---- SUPPLIED RECORDS

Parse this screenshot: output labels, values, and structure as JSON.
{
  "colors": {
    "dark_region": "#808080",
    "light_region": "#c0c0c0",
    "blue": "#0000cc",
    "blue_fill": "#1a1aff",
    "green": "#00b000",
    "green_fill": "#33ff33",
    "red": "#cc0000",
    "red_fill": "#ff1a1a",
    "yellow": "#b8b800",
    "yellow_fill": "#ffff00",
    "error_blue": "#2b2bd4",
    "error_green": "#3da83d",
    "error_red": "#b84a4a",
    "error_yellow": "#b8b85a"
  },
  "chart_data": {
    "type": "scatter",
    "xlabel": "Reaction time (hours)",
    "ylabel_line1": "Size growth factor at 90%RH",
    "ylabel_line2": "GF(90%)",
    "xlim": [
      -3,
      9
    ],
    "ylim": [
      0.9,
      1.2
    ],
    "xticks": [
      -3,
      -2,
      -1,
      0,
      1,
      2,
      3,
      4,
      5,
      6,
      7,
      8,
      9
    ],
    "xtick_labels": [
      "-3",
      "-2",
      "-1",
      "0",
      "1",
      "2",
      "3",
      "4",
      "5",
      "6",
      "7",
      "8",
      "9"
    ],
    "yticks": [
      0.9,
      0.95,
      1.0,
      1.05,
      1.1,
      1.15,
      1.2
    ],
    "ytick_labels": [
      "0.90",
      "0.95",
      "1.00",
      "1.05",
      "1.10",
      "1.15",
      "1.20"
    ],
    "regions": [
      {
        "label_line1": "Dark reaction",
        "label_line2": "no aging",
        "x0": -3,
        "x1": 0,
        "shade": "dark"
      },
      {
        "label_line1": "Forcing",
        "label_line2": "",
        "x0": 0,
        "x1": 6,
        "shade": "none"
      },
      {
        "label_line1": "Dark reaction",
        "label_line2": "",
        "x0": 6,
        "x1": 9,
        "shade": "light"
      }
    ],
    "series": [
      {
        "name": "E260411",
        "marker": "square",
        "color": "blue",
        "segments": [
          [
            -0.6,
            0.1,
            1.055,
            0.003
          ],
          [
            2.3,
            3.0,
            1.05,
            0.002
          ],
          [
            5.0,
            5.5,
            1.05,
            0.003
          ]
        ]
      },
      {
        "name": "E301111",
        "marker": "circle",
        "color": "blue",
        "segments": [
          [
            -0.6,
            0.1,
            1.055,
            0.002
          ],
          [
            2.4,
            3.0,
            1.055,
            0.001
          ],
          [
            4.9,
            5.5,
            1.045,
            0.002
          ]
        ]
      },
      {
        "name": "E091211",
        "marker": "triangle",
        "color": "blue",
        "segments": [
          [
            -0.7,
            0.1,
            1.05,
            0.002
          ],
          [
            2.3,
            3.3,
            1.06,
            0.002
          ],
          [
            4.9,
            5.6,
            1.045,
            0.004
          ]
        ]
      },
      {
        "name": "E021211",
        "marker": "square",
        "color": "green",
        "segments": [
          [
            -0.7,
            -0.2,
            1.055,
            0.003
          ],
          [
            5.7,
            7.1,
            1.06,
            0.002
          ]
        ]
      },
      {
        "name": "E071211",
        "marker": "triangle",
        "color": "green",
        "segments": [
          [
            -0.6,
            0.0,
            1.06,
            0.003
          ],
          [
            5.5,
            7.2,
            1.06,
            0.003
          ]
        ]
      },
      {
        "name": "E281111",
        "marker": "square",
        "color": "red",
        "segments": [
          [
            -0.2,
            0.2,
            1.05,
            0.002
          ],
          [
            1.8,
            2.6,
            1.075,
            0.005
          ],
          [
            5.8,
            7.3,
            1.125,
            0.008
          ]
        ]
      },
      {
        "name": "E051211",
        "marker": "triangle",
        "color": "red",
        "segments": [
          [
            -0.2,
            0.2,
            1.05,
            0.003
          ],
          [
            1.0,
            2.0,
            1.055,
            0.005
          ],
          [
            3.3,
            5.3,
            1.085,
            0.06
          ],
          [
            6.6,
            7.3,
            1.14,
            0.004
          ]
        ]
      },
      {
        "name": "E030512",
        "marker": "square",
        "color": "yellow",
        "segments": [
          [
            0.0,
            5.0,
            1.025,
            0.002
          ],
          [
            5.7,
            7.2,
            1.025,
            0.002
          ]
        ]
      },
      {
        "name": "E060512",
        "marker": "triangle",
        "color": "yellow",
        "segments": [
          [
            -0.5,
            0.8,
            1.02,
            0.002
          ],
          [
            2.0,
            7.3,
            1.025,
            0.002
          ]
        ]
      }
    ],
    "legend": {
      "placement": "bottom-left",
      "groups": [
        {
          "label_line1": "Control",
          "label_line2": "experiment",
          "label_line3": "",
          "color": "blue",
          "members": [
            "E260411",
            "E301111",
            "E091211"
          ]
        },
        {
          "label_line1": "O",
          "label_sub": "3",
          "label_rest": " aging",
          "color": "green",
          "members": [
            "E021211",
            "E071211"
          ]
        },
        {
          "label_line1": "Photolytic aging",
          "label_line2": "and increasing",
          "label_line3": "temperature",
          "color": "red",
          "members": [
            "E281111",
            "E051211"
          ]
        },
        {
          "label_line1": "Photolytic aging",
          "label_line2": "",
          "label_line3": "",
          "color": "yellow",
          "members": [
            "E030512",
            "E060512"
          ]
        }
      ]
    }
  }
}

--------

» WHAT IS REQUIRED: All entries shown above should be printed again exactly.

» SOLUTION:
Parse this screenshot: output labels, values, and structure as JSON.
{
  "colors": {
    "dark_region": "#808080",
    "light_region": "#c0c0c0",
    "blue": "#0000cc",
    "blue_fill": "#1a1aff",
    "green": "#00b000",
    "green_fill": "#33ff33",
    "red": "#cc0000",
    "red_fill": "#ff1a1a",
    "yellow": "#b8b800",
    "yellow_fill": "#ffff00",
    "error_blue": "#2b2bd4",
    "error_green": "#3da83d",
    "error_red": "#b84a4a",
    "error_yellow": "#b8b85a"
  },
  "chart_data": {
    "type": "scatter",
    "xlabel": "Reaction time (hours)",
    "ylabel_line1": "Size growth factor at 90%RH",
    "ylabel_line2": "GF(90%)",
    "xlim": [
      -3,
      9
    ],
    "ylim": [
      0.9,
      1.2
    ],
    "xticks": [
      -3,
      -2,
      -1,
      0,
      1,
      2,
      3,
      4,
      5,
      6,
      7,
      8,
      9
    ],
    "xtick_labels": [
      "-3",
      "-2",
      "-1",
      "0",
      "1",
      "2",
      "3",
      "4",
      "5",
      "6",
      "7",
      "8",
      "9"
    ],
    "yticks": [
      0.9,
      0.95,
      1.0,
      1.05,
      1.1,
      1.15,
      1.2
    ],
    "ytick_labels": [
      "0.90",
      "0.95",
      "1.00",
      "1.05",
      "1.10",
      "1.15",
      "1.20"
    ],
    "regions": [
      {
        "label_line1": "Dark reaction",
        "label_line2": "no aging",
        "x0": -3,
        "x1": 0,
        "shade": "dark"
      },
      {
        "label_line1": "Forcing",
        "label_line2": "",
        "x0": 0,
        "x1": 6,
        "shade": "none"
      },
      {
        "label_line1": "Dark reaction",
        "label_line2": "",
        "x0": 6,
        "x1": 9,
        "shade": "light"
      }
    ],
    "series": [
      {
        "name": "E260411",
        "marker": "square",
        "color": "blue",
        "segments": [
          [
            -0.6,
            0.1,
            1.055,
            0.003
          ],
          [
            2.3,
            3.0,
            1.05,
            0.002
          ],
          [
            5.0,
            5.5,
            1.05,
            0.003
          ]
        ]
      },
      {
        "name": "E301111",
        "marker": "circle",
        "color": "blue",
        "segments": [
          [
            -0.6,
            0.1,
            1.055,
            0.002
          ],
          [
            2.4,
            3.0,
            1.055,
            0.001
          ],
          [
            4.9,
            5.5,
            1.045,
            0.002
          ]
        ]
      },
      {
        "name": "E091211",
        "marker": "triangle",
        "color": "blue",
        "segments": [
          [
            -0.7,
            0.1,
            1.05,
            0.002
          ],
          [
            2.3,
            3.3,
            1.06,
            0.002
          ],
          [
            4.9,
            5.6,
            1.045,
            0.004
          ]
        ]
      },
      {
        "name": "E021211",
        "marker": "square",
        "color": "green",
        "segments": [
          [
            -0.7,
            -0.2,
            1.055,
            0.003
          ],
          [
            5.7,
            7.1,
            1.06,
            0.002
          ]
        ]
      },
      {
        "name": "E071211",
        "marker": "triangle",
        "color": "green",
        "segments": [
          [
            -0.6,
            0.0,
            1.06,
            0.003
          ],
          [
            5.5,
            7.2,
            1.06,
            0.003
          ]
        ]
      },
      {
        "name": "E281111",
        "marker": "square",
        "color": "red",
        "segments": [
          [
            -0.2,
            0.2,
            1.05,
            0.002
          ],
          [
            1.8,
            2.6,
            1.075,
            0.005
          ],
          [
            5.8,
            7.3,
            1.125,
            0.008
          ]
        ]
      },
      {
        "name": "E051211",
        "marker": "triangle",
        "color": "red",
        "segments": [
          [
            -0.2,
            0.2,
            1.05,
            0.003
          ],
          [
            1.0,
            2.0,
            1.055,
            0.005
          ],
          [
            3.3,
            5.3,
            1.085,
            0.06
          ],
          [
            6.6,
            7.3,
            1.14,
            0.004
          ]
        ]
      },
      {
        "name": "E030512",
        "marker": "square",
        "color": "yellow",
        "segments": [
          [
            0.0,
            5.0,
            1.025,
            0.002
          ],
          [
            5.7,
            7.2,
            1.025,
            0.002
          ]
        ]
      },
      {
        "name": "E060512",
        "marker": "triangle",
        "color": "yellow",
        "segments": [
          [
            -0.5,
            0.8,
            1.02,
            0.002
          ],
          [
            2.0,
            7.3,
            1.025,
            0.002
          ]
        ]
      }
    ],
    "legend": {
      "placement": "bottom-left",
      "groups": [
        {
          "label_line1": "Control",
          "label_line2": "experiment",
          "label_line3": "",
          "color": "blue",
          "members": [
            "E260411",
            "E301111",
            "E091211"
          ]
        },
        {
          "label_line1": "O",
          "label_sub": "3",
          "label_rest": " aging",
          "color": "green",
          "members": [
            "E021211",
            "E071211"
          ]
        },
        {
          "label_line1": "Photolytic aging",
          "label_line2": "and increasing",
          "label_line3": "temperature",
          "color": "red",
          "members": [
            "E281111",
            "E051211"
          ]
        },
        {
          "label_line1": "Photolytic aging",
          "label_line2": "",
          "label_line3": "",
          "color": "yellow",
          "members": [
            "E030512",
            "E060512"
          ]
        }
      ]
    }
  }
}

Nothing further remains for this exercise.